[Supplied records]
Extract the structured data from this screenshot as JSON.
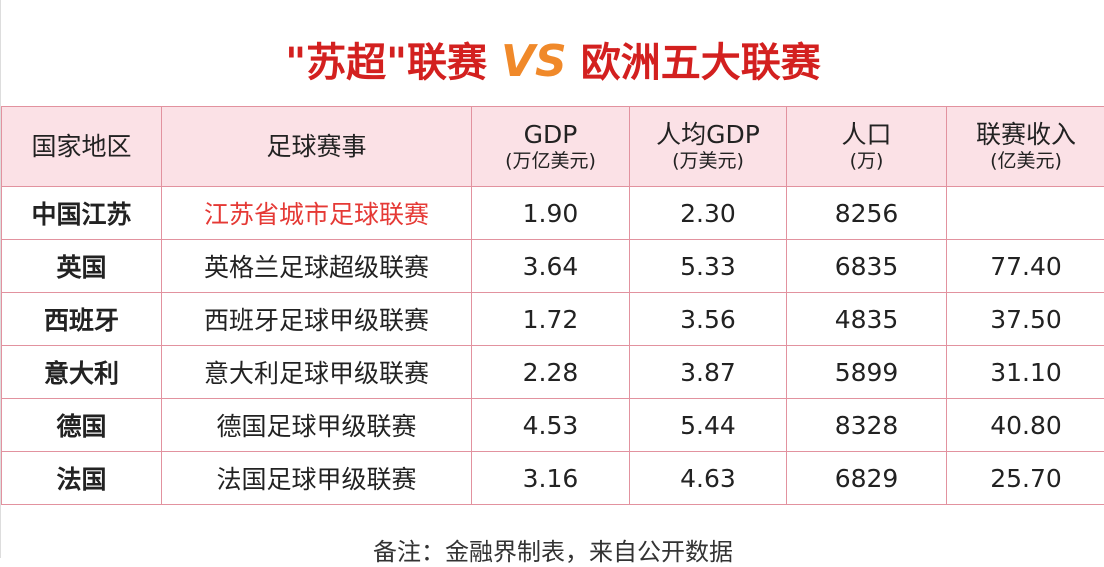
{
  "title": {
    "left": "\"苏超\"联赛",
    "vs": "VS",
    "right": "欧洲五大联赛"
  },
  "table": {
    "header": [
      {
        "main": "国家地区"
      },
      {
        "main": "足球赛事"
      },
      {
        "main": "GDP",
        "unit": "(万亿美元)"
      },
      {
        "main": "人均GDP",
        "unit": "(万美元)"
      },
      {
        "main": "人口",
        "unit": "(万)"
      },
      {
        "main": "联赛收入",
        "unit": "(亿美元)"
      }
    ],
    "rows": [
      [
        "中国江苏",
        "江苏省城市足球联赛",
        "1.90",
        "2.30",
        "8256",
        null
      ],
      [
        "英国",
        "英格兰足球超级联赛",
        "3.64",
        "5.33",
        "6835",
        "77.40"
      ],
      [
        "西班牙",
        "西班牙足球甲级联赛",
        "1.72",
        "3.56",
        "4835",
        "37.50"
      ],
      [
        "意大利",
        "意大利足球甲级联赛",
        "2.28",
        "3.87",
        "5899",
        "31.10"
      ],
      [
        "德国",
        "德国足球甲级联赛",
        "4.53",
        "5.44",
        "8328",
        "40.80"
      ],
      [
        "法国",
        "法国足球甲级联赛",
        "3.16",
        "4.63",
        "6829",
        "25.70"
      ]
    ]
  },
  "footer": "备注：金融界制表，来自公开数据"
}
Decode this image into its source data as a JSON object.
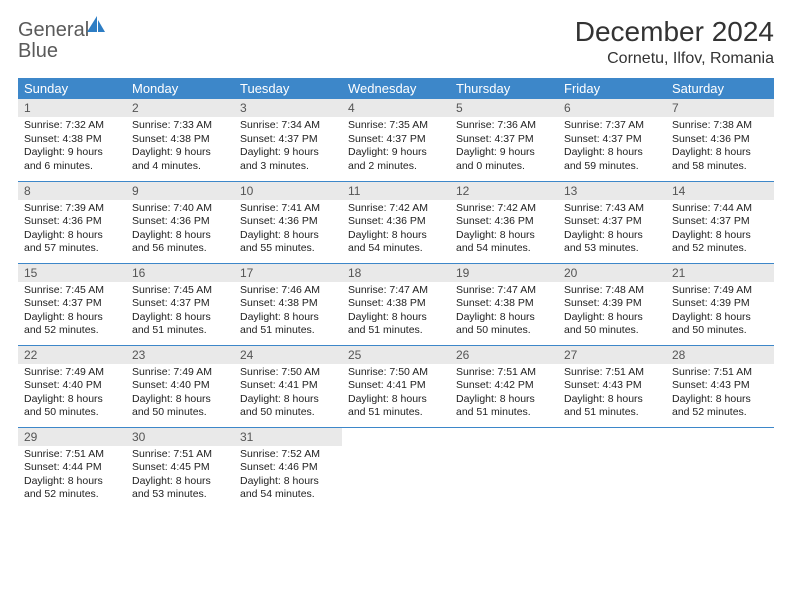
{
  "brand": {
    "name1": "General",
    "name2": "Blue"
  },
  "title": "December 2024",
  "location": "Cornetu, Ilfov, Romania",
  "colors": {
    "header_bg": "#3d87c9",
    "header_fg": "#ffffff",
    "daynum_bg": "#e9e9e9",
    "rule": "#3d87c9",
    "logo_gray": "#5a5a5a",
    "logo_blue": "#2d7dc4"
  },
  "weekdays": [
    "Sunday",
    "Monday",
    "Tuesday",
    "Wednesday",
    "Thursday",
    "Friday",
    "Saturday"
  ],
  "weeks": [
    [
      {
        "n": "1",
        "sr": "Sunrise: 7:32 AM",
        "ss": "Sunset: 4:38 PM",
        "dl": "Daylight: 9 hours and 6 minutes."
      },
      {
        "n": "2",
        "sr": "Sunrise: 7:33 AM",
        "ss": "Sunset: 4:38 PM",
        "dl": "Daylight: 9 hours and 4 minutes."
      },
      {
        "n": "3",
        "sr": "Sunrise: 7:34 AM",
        "ss": "Sunset: 4:37 PM",
        "dl": "Daylight: 9 hours and 3 minutes."
      },
      {
        "n": "4",
        "sr": "Sunrise: 7:35 AM",
        "ss": "Sunset: 4:37 PM",
        "dl": "Daylight: 9 hours and 2 minutes."
      },
      {
        "n": "5",
        "sr": "Sunrise: 7:36 AM",
        "ss": "Sunset: 4:37 PM",
        "dl": "Daylight: 9 hours and 0 minutes."
      },
      {
        "n": "6",
        "sr": "Sunrise: 7:37 AM",
        "ss": "Sunset: 4:37 PM",
        "dl": "Daylight: 8 hours and 59 minutes."
      },
      {
        "n": "7",
        "sr": "Sunrise: 7:38 AM",
        "ss": "Sunset: 4:36 PM",
        "dl": "Daylight: 8 hours and 58 minutes."
      }
    ],
    [
      {
        "n": "8",
        "sr": "Sunrise: 7:39 AM",
        "ss": "Sunset: 4:36 PM",
        "dl": "Daylight: 8 hours and 57 minutes."
      },
      {
        "n": "9",
        "sr": "Sunrise: 7:40 AM",
        "ss": "Sunset: 4:36 PM",
        "dl": "Daylight: 8 hours and 56 minutes."
      },
      {
        "n": "10",
        "sr": "Sunrise: 7:41 AM",
        "ss": "Sunset: 4:36 PM",
        "dl": "Daylight: 8 hours and 55 minutes."
      },
      {
        "n": "11",
        "sr": "Sunrise: 7:42 AM",
        "ss": "Sunset: 4:36 PM",
        "dl": "Daylight: 8 hours and 54 minutes."
      },
      {
        "n": "12",
        "sr": "Sunrise: 7:42 AM",
        "ss": "Sunset: 4:36 PM",
        "dl": "Daylight: 8 hours and 54 minutes."
      },
      {
        "n": "13",
        "sr": "Sunrise: 7:43 AM",
        "ss": "Sunset: 4:37 PM",
        "dl": "Daylight: 8 hours and 53 minutes."
      },
      {
        "n": "14",
        "sr": "Sunrise: 7:44 AM",
        "ss": "Sunset: 4:37 PM",
        "dl": "Daylight: 8 hours and 52 minutes."
      }
    ],
    [
      {
        "n": "15",
        "sr": "Sunrise: 7:45 AM",
        "ss": "Sunset: 4:37 PM",
        "dl": "Daylight: 8 hours and 52 minutes."
      },
      {
        "n": "16",
        "sr": "Sunrise: 7:45 AM",
        "ss": "Sunset: 4:37 PM",
        "dl": "Daylight: 8 hours and 51 minutes."
      },
      {
        "n": "17",
        "sr": "Sunrise: 7:46 AM",
        "ss": "Sunset: 4:38 PM",
        "dl": "Daylight: 8 hours and 51 minutes."
      },
      {
        "n": "18",
        "sr": "Sunrise: 7:47 AM",
        "ss": "Sunset: 4:38 PM",
        "dl": "Daylight: 8 hours and 51 minutes."
      },
      {
        "n": "19",
        "sr": "Sunrise: 7:47 AM",
        "ss": "Sunset: 4:38 PM",
        "dl": "Daylight: 8 hours and 50 minutes."
      },
      {
        "n": "20",
        "sr": "Sunrise: 7:48 AM",
        "ss": "Sunset: 4:39 PM",
        "dl": "Daylight: 8 hours and 50 minutes."
      },
      {
        "n": "21",
        "sr": "Sunrise: 7:49 AM",
        "ss": "Sunset: 4:39 PM",
        "dl": "Daylight: 8 hours and 50 minutes."
      }
    ],
    [
      {
        "n": "22",
        "sr": "Sunrise: 7:49 AM",
        "ss": "Sunset: 4:40 PM",
        "dl": "Daylight: 8 hours and 50 minutes."
      },
      {
        "n": "23",
        "sr": "Sunrise: 7:49 AM",
        "ss": "Sunset: 4:40 PM",
        "dl": "Daylight: 8 hours and 50 minutes."
      },
      {
        "n": "24",
        "sr": "Sunrise: 7:50 AM",
        "ss": "Sunset: 4:41 PM",
        "dl": "Daylight: 8 hours and 50 minutes."
      },
      {
        "n": "25",
        "sr": "Sunrise: 7:50 AM",
        "ss": "Sunset: 4:41 PM",
        "dl": "Daylight: 8 hours and 51 minutes."
      },
      {
        "n": "26",
        "sr": "Sunrise: 7:51 AM",
        "ss": "Sunset: 4:42 PM",
        "dl": "Daylight: 8 hours and 51 minutes."
      },
      {
        "n": "27",
        "sr": "Sunrise: 7:51 AM",
        "ss": "Sunset: 4:43 PM",
        "dl": "Daylight: 8 hours and 51 minutes."
      },
      {
        "n": "28",
        "sr": "Sunrise: 7:51 AM",
        "ss": "Sunset: 4:43 PM",
        "dl": "Daylight: 8 hours and 52 minutes."
      }
    ],
    [
      {
        "n": "29",
        "sr": "Sunrise: 7:51 AM",
        "ss": "Sunset: 4:44 PM",
        "dl": "Daylight: 8 hours and 52 minutes."
      },
      {
        "n": "30",
        "sr": "Sunrise: 7:51 AM",
        "ss": "Sunset: 4:45 PM",
        "dl": "Daylight: 8 hours and 53 minutes."
      },
      {
        "n": "31",
        "sr": "Sunrise: 7:52 AM",
        "ss": "Sunset: 4:46 PM",
        "dl": "Daylight: 8 hours and 54 minutes."
      },
      {
        "empty": true
      },
      {
        "empty": true
      },
      {
        "empty": true
      },
      {
        "empty": true
      }
    ]
  ]
}
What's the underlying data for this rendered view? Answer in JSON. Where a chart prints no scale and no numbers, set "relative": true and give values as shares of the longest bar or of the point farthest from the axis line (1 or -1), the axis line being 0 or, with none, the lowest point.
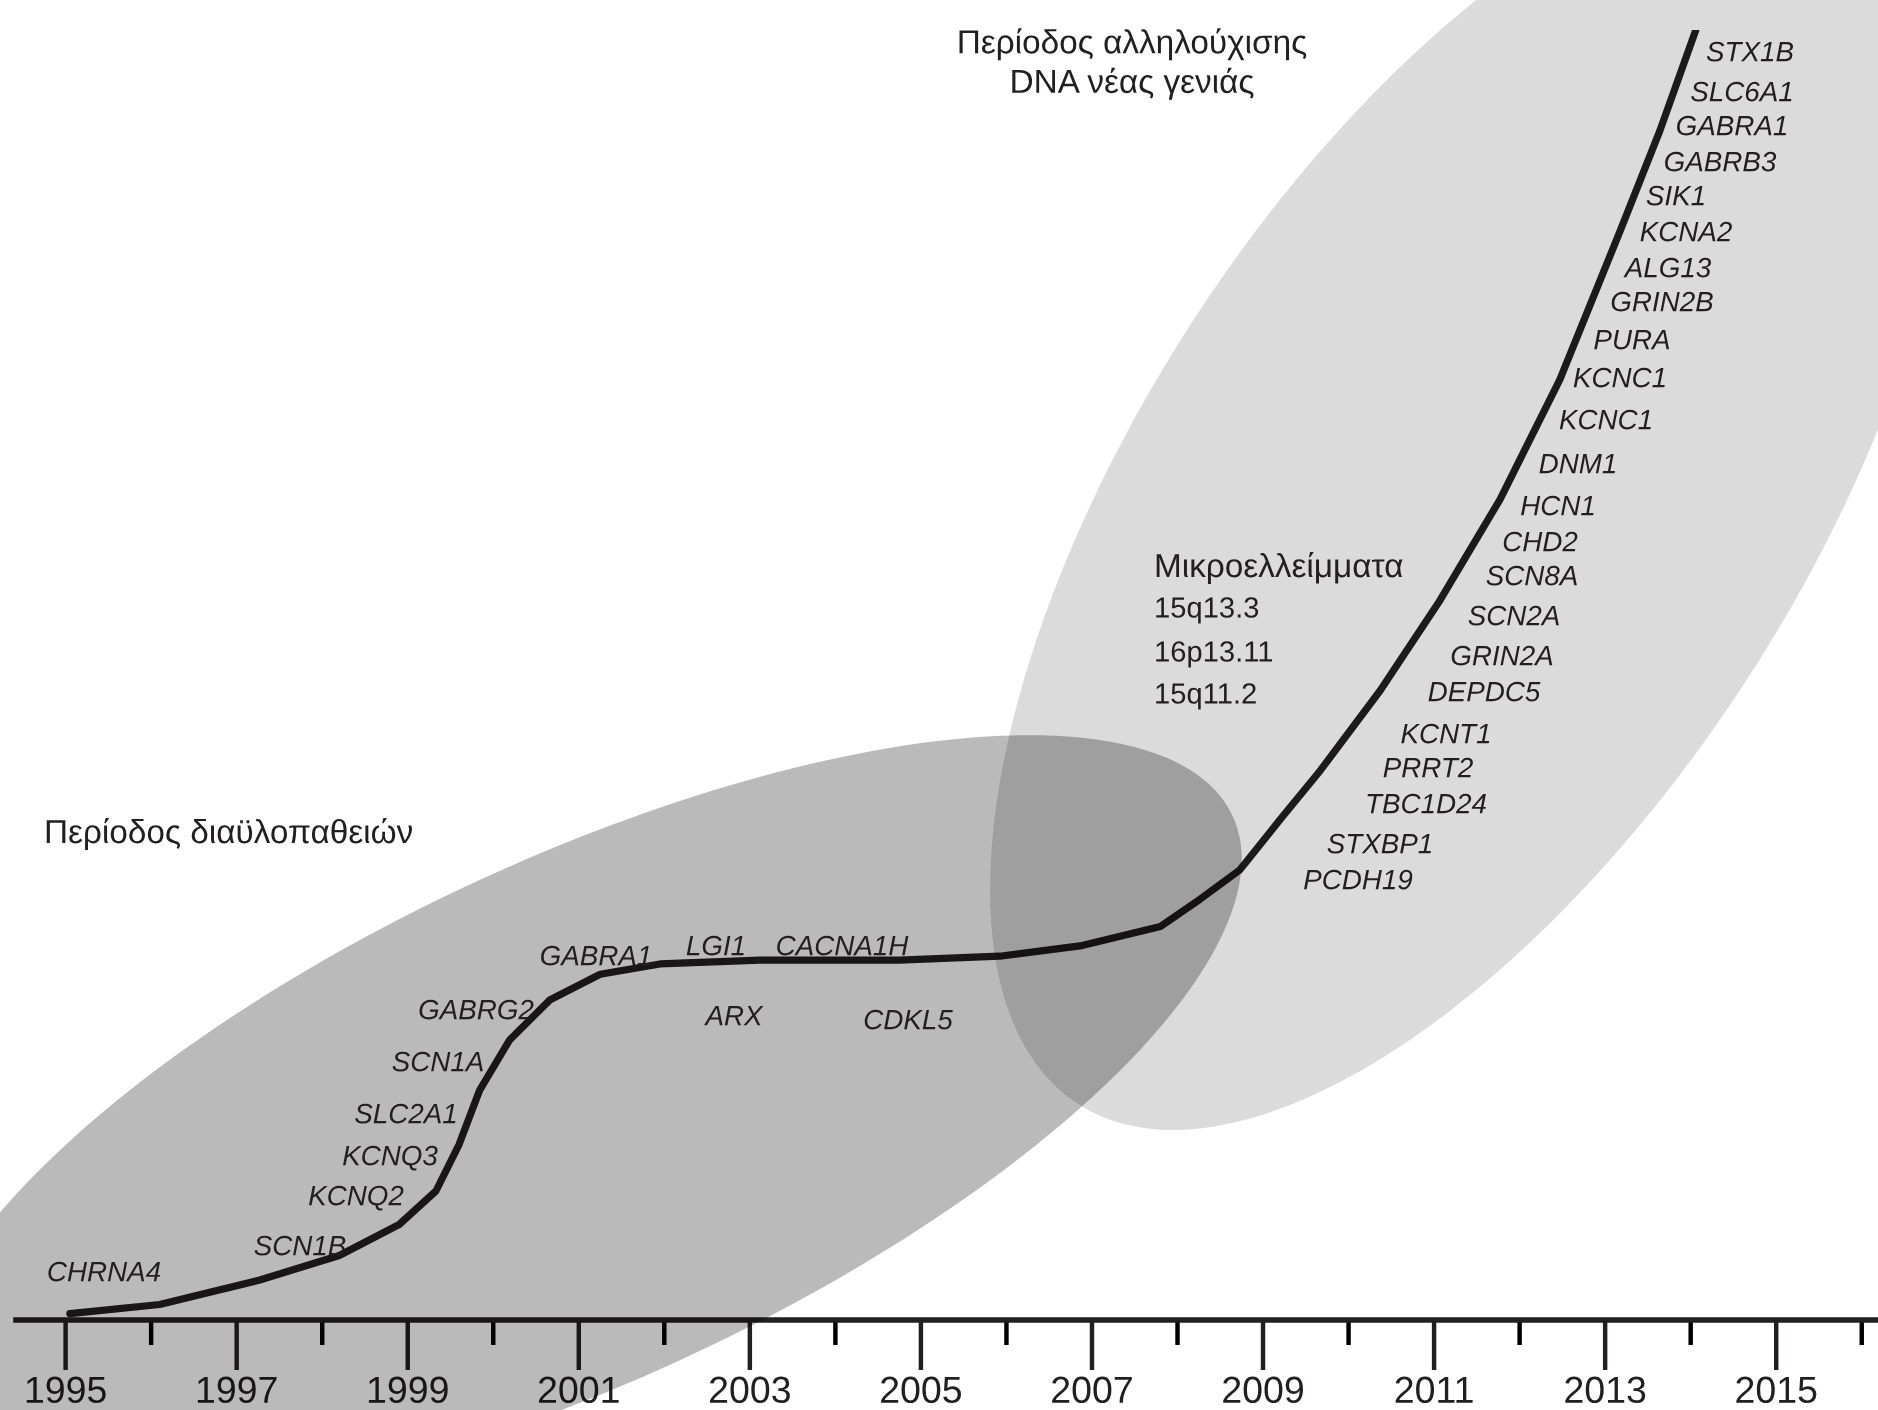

[Instruction]
Copy out the lines that hold "main".

[Finished exercise]
        "main": "国家地区"
        "main": "足球赛事"
        "main": "GDP",
        "main": "人均GDP",
        "main": "人口",
        "main": "联赛收入",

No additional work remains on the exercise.